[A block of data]
START
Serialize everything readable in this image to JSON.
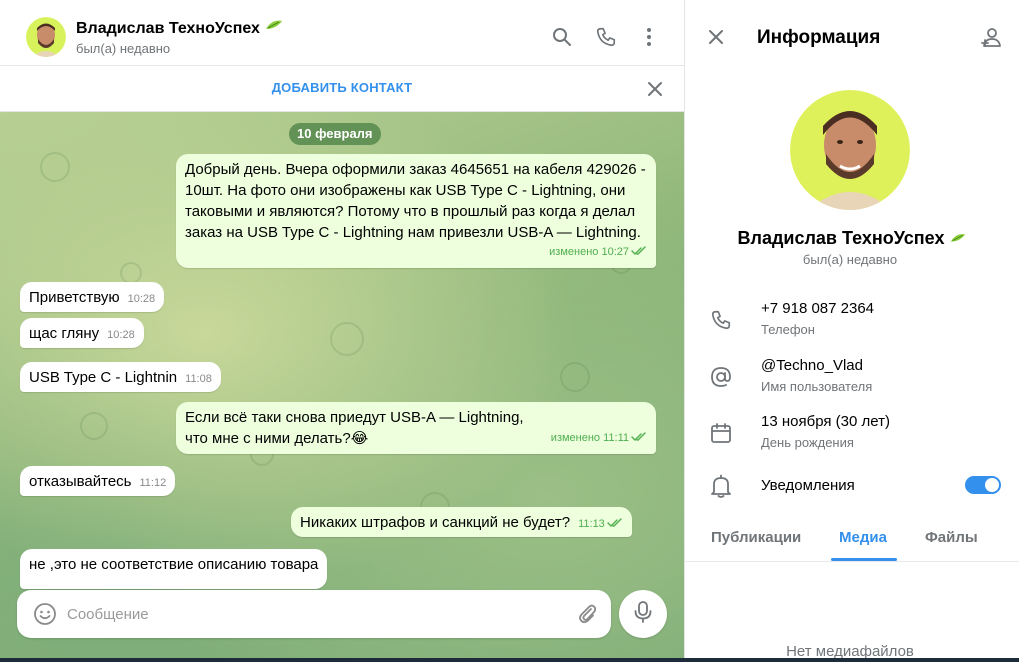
{
  "chat": {
    "contact_name": "Владислав ТехноУспех",
    "status": "был(а) недавно",
    "add_contact": "ДОБАВИТЬ КОНТАКТ",
    "date_separator": "10 февраля",
    "messages": [
      {
        "dir": "out",
        "text": "Добрый день. Вчера оформили заказ 4645651 на кабеля 429026 - 10шт. На фото они изображены как USB Type C - Lightning, они таковыми и являются? Потому что в прошлый раз когда я делал заказ на USB Type C - Lightning нам привезли USB-A — Lightning.",
        "meta": "изменено 10:27"
      },
      {
        "dir": "in",
        "text": "Приветствую",
        "meta": "10:28"
      },
      {
        "dir": "in",
        "text": "щас гляну",
        "meta": "10:28"
      },
      {
        "dir": "in",
        "text": "USB Type C - Lightnin",
        "meta": "11:08"
      },
      {
        "dir": "out",
        "text": "Если всё таки снова приедут USB-A — Lightning, что мне  с ними делать?😂",
        "meta": "изменено 11:11"
      },
      {
        "dir": "in",
        "text": "отказывайтесь",
        "meta": "11:12"
      },
      {
        "dir": "out",
        "text": "Никаких штрафов и санкций не будет?",
        "meta": "11:13"
      },
      {
        "dir": "in",
        "text": "не ,это не соответствие описанию товара",
        "meta": ""
      }
    ],
    "composer_placeholder": "Сообщение"
  },
  "info": {
    "title": "Информация",
    "name": "Владислав ТехноУспех",
    "status": "был(а) недавно",
    "phone": "+7 918 087 2364",
    "phone_label": "Телефон",
    "username": "@Techno_Vlad",
    "username_label": "Имя пользователя",
    "birthday": "13 ноября (30 лет)",
    "birthday_label": "День рождения",
    "notifications_label": "Уведомления",
    "notifications_on": true,
    "tabs": [
      "Публикации",
      "Медиа",
      "Файлы"
    ],
    "active_tab": "Медиа",
    "empty_media": "Нет медиафайлов"
  },
  "colors": {
    "accent": "#3390ec",
    "outgoing_bubble": "#eeffde",
    "incoming_bubble": "#ffffff",
    "read_ticks": "#4fae4e",
    "date_pill": "#56884c"
  },
  "icons": [
    "search-icon",
    "phone-icon",
    "more-vertical-icon",
    "close-icon",
    "add-contact-icon",
    "emoji-icon",
    "attach-icon",
    "mic-icon",
    "at-icon",
    "calendar-icon",
    "bell-icon",
    "leaf-badge-icon"
  ]
}
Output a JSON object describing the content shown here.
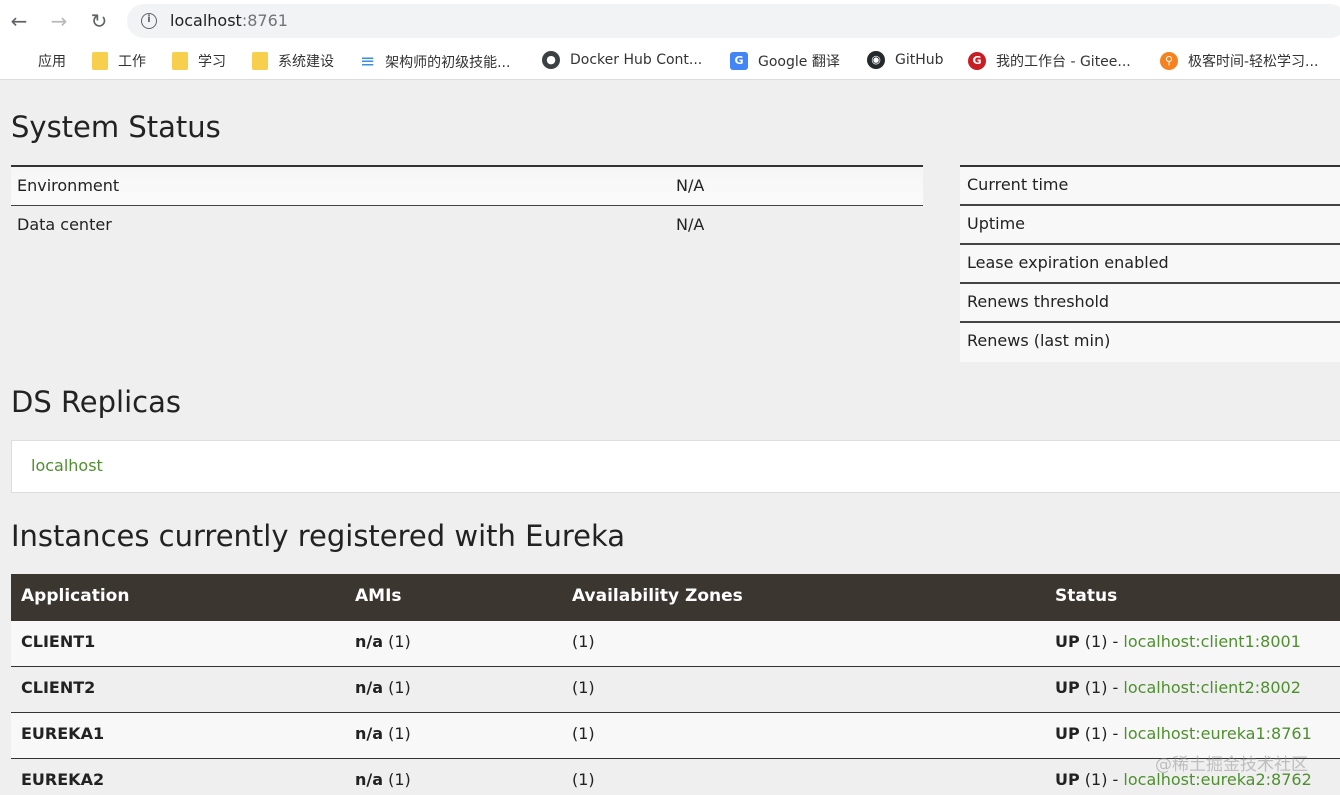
{
  "browser": {
    "url_host": "localhost",
    "url_port": ":8761",
    "bookmarks": [
      {
        "label": "应用",
        "icon": "apps-grid-icon"
      },
      {
        "label": "工作",
        "icon": "folder-icon"
      },
      {
        "label": "学习",
        "icon": "folder-icon"
      },
      {
        "label": "系统建设",
        "icon": "folder-icon"
      },
      {
        "label": "架构师的初级技能...",
        "icon": "layers-icon"
      },
      {
        "label": "Docker Hub Cont...",
        "icon": "docker-icon"
      },
      {
        "label": "Google 翻译",
        "icon": "google-translate-icon"
      },
      {
        "label": "GitHub",
        "icon": "github-icon"
      },
      {
        "label": "我的工作台 - Gitee...",
        "icon": "gitee-icon"
      },
      {
        "label": "极客时间-轻松学习...",
        "icon": "geektime-icon"
      }
    ]
  },
  "system_status": {
    "title": "System Status",
    "left_rows": [
      {
        "key": "Environment",
        "value": "N/A"
      },
      {
        "key": "Data center",
        "value": "N/A"
      }
    ],
    "right_rows": [
      {
        "key": "Current time"
      },
      {
        "key": "Uptime"
      },
      {
        "key": "Lease expiration enabled"
      },
      {
        "key": "Renews threshold"
      },
      {
        "key": "Renews (last min)"
      }
    ]
  },
  "ds_replicas": {
    "title": "DS Replicas",
    "items": [
      "localhost"
    ]
  },
  "instances": {
    "title": "Instances currently registered with Eureka",
    "headers": [
      "Application",
      "AMIs",
      "Availability Zones",
      "Status"
    ],
    "rows": [
      {
        "app": "CLIENT1",
        "ami": "n/a",
        "ami_count": " (1)",
        "zones": "(1)",
        "status": "UP",
        "status_count": " (1) - ",
        "link": "localhost:client1:8001"
      },
      {
        "app": "CLIENT2",
        "ami": "n/a",
        "ami_count": " (1)",
        "zones": "(1)",
        "status": "UP",
        "status_count": " (1) - ",
        "link": "localhost:client2:8002"
      },
      {
        "app": "EUREKA1",
        "ami": "n/a",
        "ami_count": " (1)",
        "zones": "(1)",
        "status": "UP",
        "status_count": " (1) - ",
        "link": "localhost:eureka1:8761"
      },
      {
        "app": "EUREKA2",
        "ami": "n/a",
        "ami_count": " (1)",
        "zones": "(1)",
        "status": "UP",
        "status_count": " (1) - ",
        "link": "localhost:eureka2:8762"
      }
    ]
  },
  "watermark": "@稀土掘金技术社区",
  "colors": {
    "link_green": "#4f8f2f",
    "table_header": "#3b3630"
  }
}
END
» **WHAT THIS TASK INVOLVES**: Report each line in the data that holds the word "text".

» **EXERCISE RESPONSE**:
        "text": "Добрый день. Вчера оформили заказ 4645651 на кабеля 429026 - 10шт. На фото они изображены как USB Type C - Lightning, они таковыми и являются? Потому что в прошлый раз когда я делал заказ на USB Type C - Lightning нам привезли USB-A — Lightning.",
        "text": "Приветствую",
        "text": "щас гляну",
        "text": "USB Type C - Lightnin",
        "text": "Если всё таки снова приедут USB-A — Lightning, что мне  с ними делать?😂",
        "text": "отказывайтесь",
        "text": "Никаких штрафов и санкций не будет?",
        "text": "не ,это не соответствие описанию товара",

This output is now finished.